AIM OF THE TASK - Print out each record below, unaltered and complete, without its images.

STORED DATA -
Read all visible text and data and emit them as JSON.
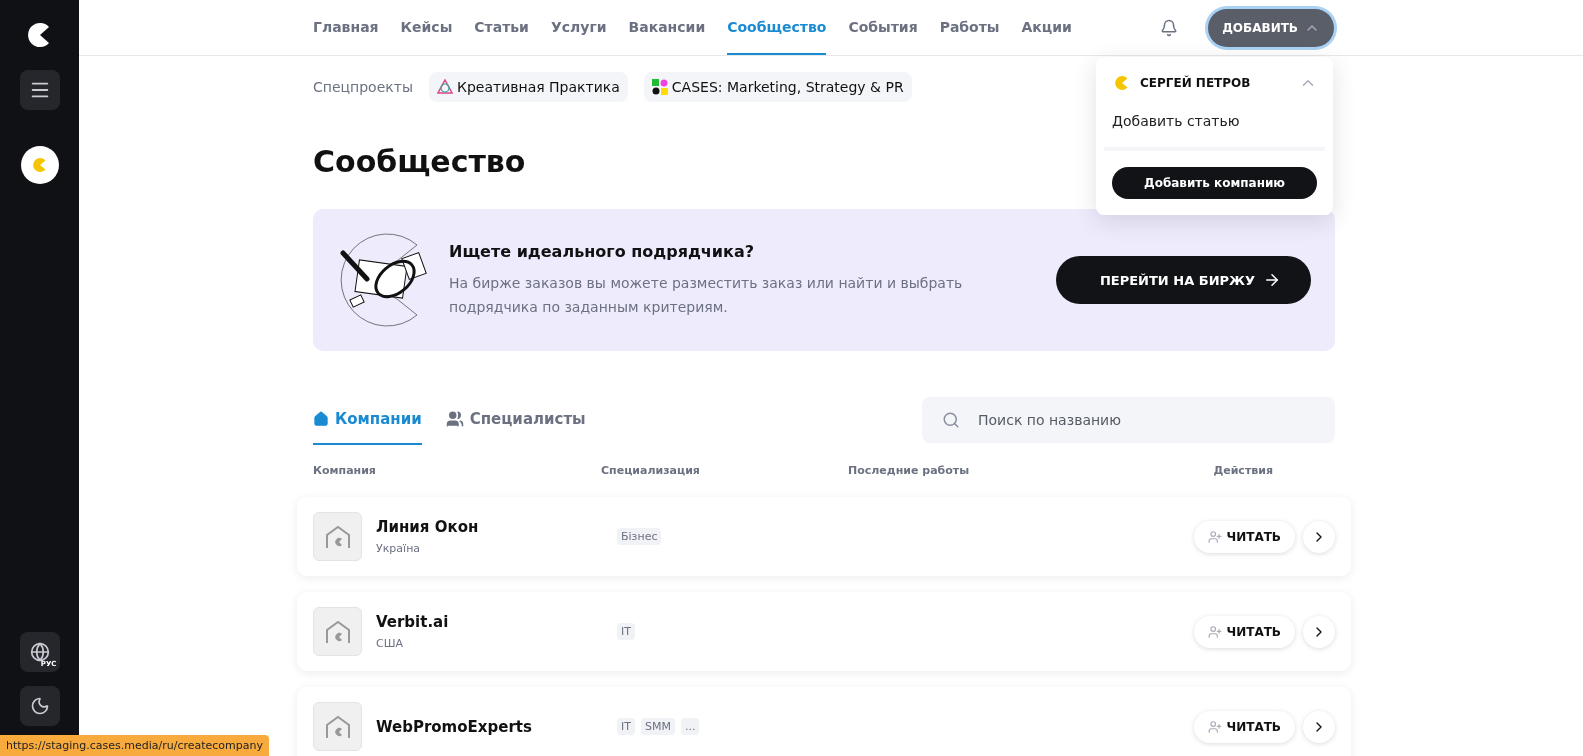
{
  "nav": {
    "items": [
      {
        "label": "Главная",
        "selected": false
      },
      {
        "label": "Кейсы",
        "selected": false
      },
      {
        "label": "Статьи",
        "selected": false
      },
      {
        "label": "Услуги",
        "selected": false
      },
      {
        "label": "Вакансии",
        "selected": false
      },
      {
        "label": "Сообщество",
        "selected": true
      },
      {
        "label": "События",
        "selected": false
      },
      {
        "label": "Работы",
        "selected": false
      },
      {
        "label": "Акции",
        "selected": false
      }
    ],
    "add_button": "ДОБАВИТЬ",
    "add_expanded": true
  },
  "sidebar": {
    "language": "РУС"
  },
  "specprojects": {
    "label": "Спецпроекты",
    "items": [
      "Креативная Практика",
      "CASES: Marketing, Strategy & PR"
    ]
  },
  "title": "Сообщество",
  "promo": {
    "heading": "Ищете идеального подрядчика?",
    "text": "На бирже заказов вы можете разместить заказ или найти и выбрать подрядчика по заданным критериям.",
    "button": "ПЕРЕЙТИ НА БИРЖУ"
  },
  "tabs": [
    {
      "label": "Компании",
      "selected": true,
      "kind": "company"
    },
    {
      "label": "Специалисты",
      "selected": false,
      "kind": "people"
    }
  ],
  "search": {
    "placeholder": "Поиск по названию"
  },
  "table": {
    "columns": [
      "Компания",
      "Специализация",
      "Последние работы",
      "Действия"
    ],
    "rows": [
      {
        "name": "Линия Окон",
        "country": "Україна",
        "tags": [
          "Бізнес"
        ],
        "action": "ЧИТАТЬ"
      },
      {
        "name": "Verbit.ai",
        "country": "США",
        "tags": [
          "IT"
        ],
        "action": "ЧИТАТЬ"
      },
      {
        "name": "WebPromoExperts",
        "tags": [
          "IT",
          "SMM",
          "..."
        ],
        "action": "ЧИТАТЬ"
      }
    ]
  },
  "dropdown": {
    "user": "СЕРГЕЙ ПЕТРОВ",
    "items": [
      "Добавить статью"
    ],
    "button": "Добавить компанию"
  },
  "status_url": "https://staging.cases.media/ru/createcompany"
}
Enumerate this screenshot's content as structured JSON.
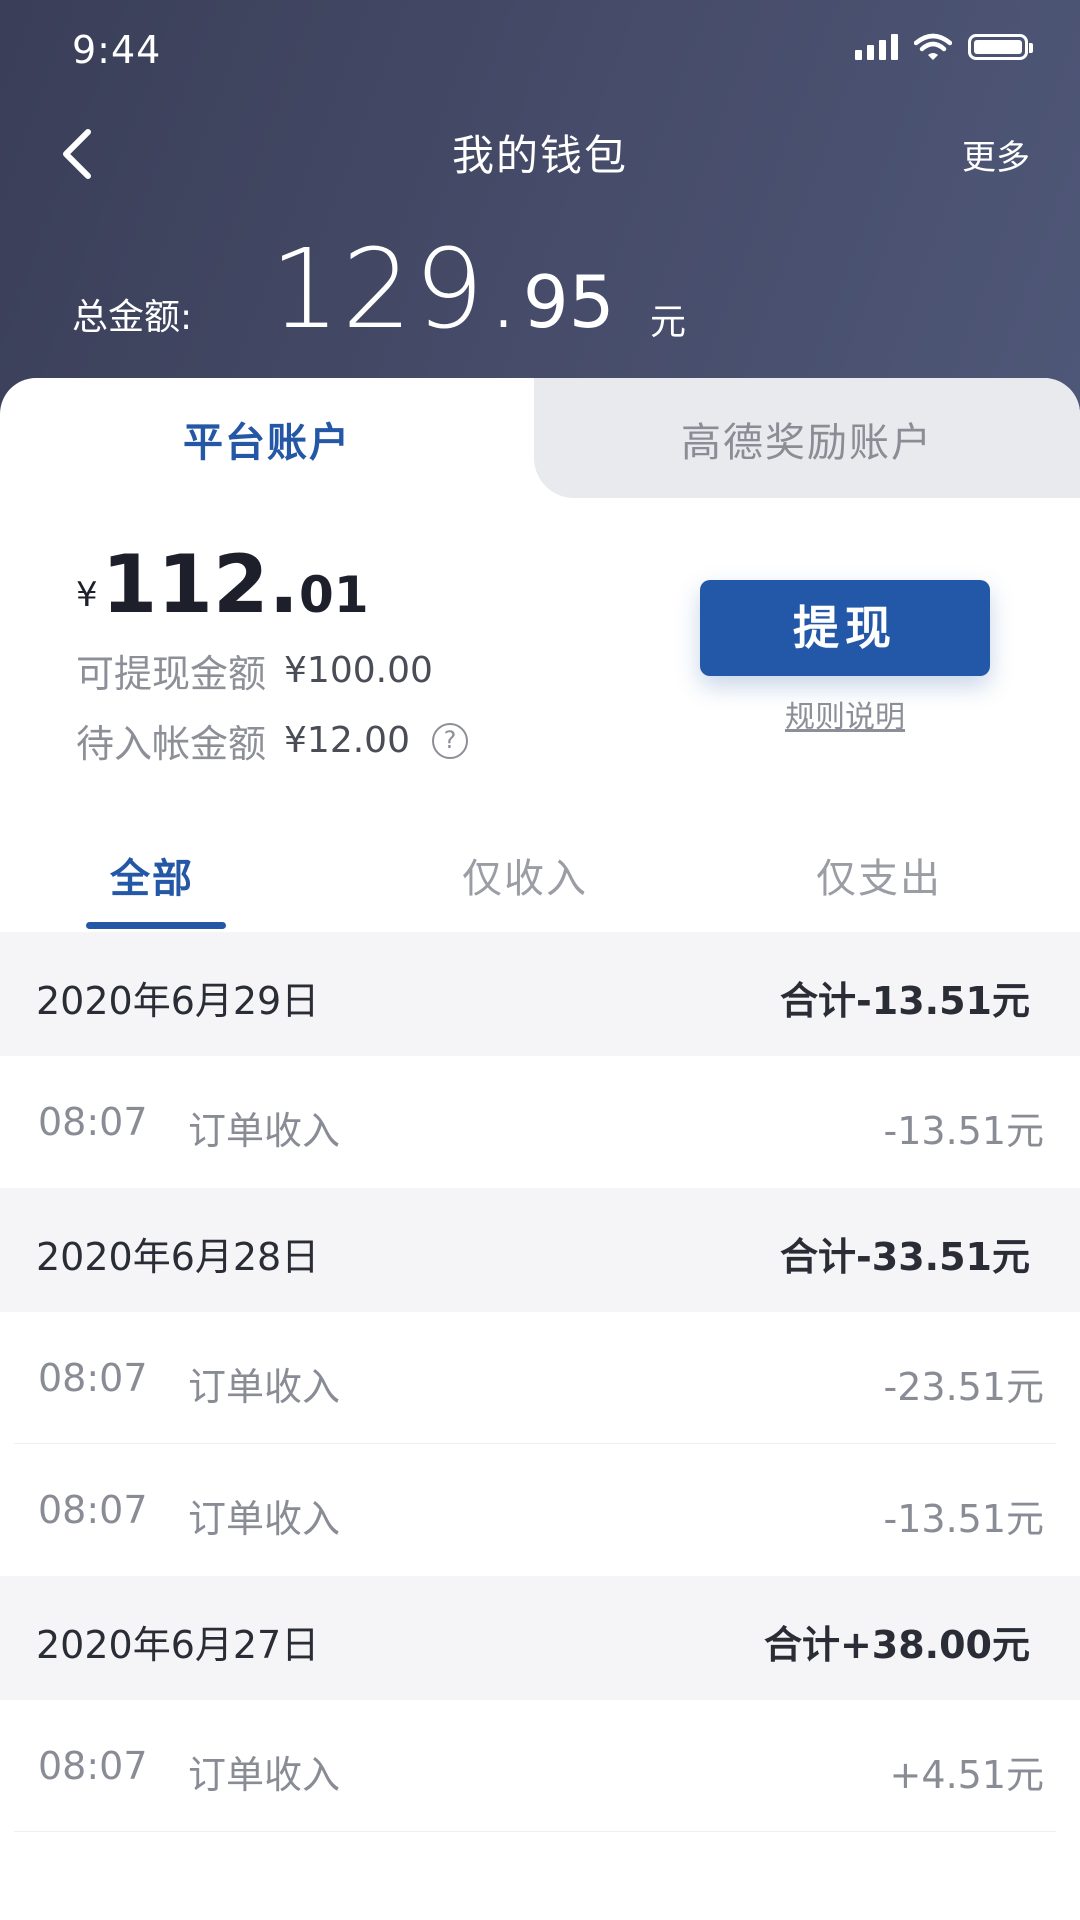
{
  "status_bar": {
    "time": "9:44"
  },
  "nav": {
    "title": "我的钱包",
    "more": "更多"
  },
  "total": {
    "label": "总金额:",
    "integer": "129.",
    "decimal": "95",
    "unit": "元"
  },
  "account_tabs": [
    {
      "label": "平台账户",
      "active": true
    },
    {
      "label": "高德奖励账户",
      "active": false
    }
  ],
  "balance": {
    "currency": "¥",
    "integer": "112.",
    "decimal": "01",
    "withdrawable_label": "可提现金额",
    "withdrawable_value": "¥100.00",
    "pending_label": "待入帐金额",
    "pending_value": "¥12.00",
    "help_glyph": "?",
    "withdraw_button": "提现",
    "rules_link": "规则说明"
  },
  "filter_tabs": [
    {
      "label": "全部",
      "active": true
    },
    {
      "label": "仅收入",
      "active": false
    },
    {
      "label": "仅支出",
      "active": false
    }
  ],
  "days": [
    {
      "date": "2020年6月29日",
      "total": "合计-13.51元",
      "items": [
        {
          "time": "08:07",
          "desc": "订单收入",
          "amount": "-13.51元"
        }
      ]
    },
    {
      "date": "2020年6月28日",
      "total": "合计-33.51元",
      "items": [
        {
          "time": "08:07",
          "desc": "订单收入",
          "amount": "-23.51元"
        },
        {
          "time": "08:07",
          "desc": "订单收入",
          "amount": "-13.51元"
        }
      ]
    },
    {
      "date": "2020年6月27日",
      "total": "合计+38.00元",
      "items": [
        {
          "time": "08:07",
          "desc": "订单收入",
          "amount": "+4.51元"
        }
      ]
    }
  ],
  "colors": {
    "header_gradient_start": "#3a3e58",
    "header_gradient_end": "#4f5778",
    "accent_blue": "#2457a6",
    "button_blue": "#2358a8",
    "muted_text": "#8d8f98",
    "day_header_bg": "#f5f5f7"
  },
  "icons": {
    "back": "chevron-left-icon",
    "signal": "signal-icon",
    "wifi": "wifi-icon",
    "battery": "battery-icon",
    "help": "question-circle-icon"
  }
}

REPLY -
Read all visible text and data and emit them as JSON.
{
  "nav": {
    "items": [
      {
        "label": "Главная",
        "selected": false
      },
      {
        "label": "Кейсы",
        "selected": false
      },
      {
        "label": "Статьи",
        "selected": false
      },
      {
        "label": "Услуги",
        "selected": false
      },
      {
        "label": "Вакансии",
        "selected": false
      },
      {
        "label": "Сообщество",
        "selected": true
      },
      {
        "label": "События",
        "selected": false
      },
      {
        "label": "Работы",
        "selected": false
      },
      {
        "label": "Акции",
        "selected": false
      }
    ],
    "add_button": "ДОБАВИТЬ",
    "add_expanded": true
  },
  "sidebar": {
    "language": "РУС"
  },
  "specprojects": {
    "label": "Спецпроекты",
    "items": [
      "Креативная Практика",
      "CASES: Marketing, Strategy & PR"
    ]
  },
  "title": "Сообщество",
  "promo": {
    "heading": "Ищете идеального подрядчика?",
    "text": "На бирже заказов вы можете разместить заказ или найти и выбрать подрядчика по заданным критериям.",
    "button": "ПЕРЕЙТИ НА БИРЖУ"
  },
  "tabs": [
    {
      "label": "Компании",
      "selected": true,
      "kind": "company"
    },
    {
      "label": "Специалисты",
      "selected": false,
      "kind": "people"
    }
  ],
  "search": {
    "placeholder": "Поиск по названию"
  },
  "table": {
    "columns": [
      "Компания",
      "Специализация",
      "Последние работы",
      "Действия"
    ],
    "rows": [
      {
        "name": "Линия Окон",
        "country": "Україна",
        "tags": [
          "Бізнес"
        ],
        "action": "ЧИТАТЬ"
      },
      {
        "name": "Verbit.ai",
        "country": "США",
        "tags": [
          "IT"
        ],
        "action": "ЧИТАТЬ"
      },
      {
        "name": "WebPromoExperts",
        "tags": [
          "IT",
          "SMM",
          "..."
        ],
        "action": "ЧИТАТЬ"
      }
    ]
  },
  "dropdown": {
    "user": "СЕРГЕЙ ПЕТРОВ",
    "items": [
      "Добавить статью"
    ],
    "button": "Добавить компанию"
  },
  "status_url": "https://staging.cases.media/ru/createcompany"
}
Enumerate this screenshot's content as structured JSON.
{
  "status_bar": {
    "time": "9:44"
  },
  "nav": {
    "title": "我的钱包",
    "more": "更多"
  },
  "total": {
    "label": "总金额:",
    "integer": "129.",
    "decimal": "95",
    "unit": "元"
  },
  "account_tabs": [
    {
      "label": "平台账户",
      "active": true
    },
    {
      "label": "高德奖励账户",
      "active": false
    }
  ],
  "balance": {
    "currency": "¥",
    "integer": "112.",
    "decimal": "01",
    "withdrawable_label": "可提现金额",
    "withdrawable_value": "¥100.00",
    "pending_label": "待入帐金额",
    "pending_value": "¥12.00",
    "help_glyph": "?",
    "withdraw_button": "提现",
    "rules_link": "规则说明"
  },
  "filter_tabs": [
    {
      "label": "全部",
      "active": true
    },
    {
      "label": "仅收入",
      "active": false
    },
    {
      "label": "仅支出",
      "active": false
    }
  ],
  "days": [
    {
      "date": "2020年6月29日",
      "total": "合计-13.51元",
      "items": [
        {
          "time": "08:07",
          "desc": "订单收入",
          "amount": "-13.51元"
        }
      ]
    },
    {
      "date": "2020年6月28日",
      "total": "合计-33.51元",
      "items": [
        {
          "time": "08:07",
          "desc": "订单收入",
          "amount": "-23.51元"
        },
        {
          "time": "08:07",
          "desc": "订单收入",
          "amount": "-13.51元"
        }
      ]
    },
    {
      "date": "2020年6月27日",
      "total": "合计+38.00元",
      "items": [
        {
          "time": "08:07",
          "desc": "订单收入",
          "amount": "+4.51元"
        }
      ]
    }
  ],
  "colors": {
    "header_gradient_start": "#3a3e58",
    "header_gradient_end": "#4f5778",
    "accent_blue": "#2457a6",
    "button_blue": "#2358a8",
    "muted_text": "#8d8f98",
    "day_header_bg": "#f5f5f7"
  },
  "icons": {
    "back": "chevron-left-icon",
    "signal": "signal-icon",
    "wifi": "wifi-icon",
    "battery": "battery-icon",
    "help": "question-circle-icon"
  }
}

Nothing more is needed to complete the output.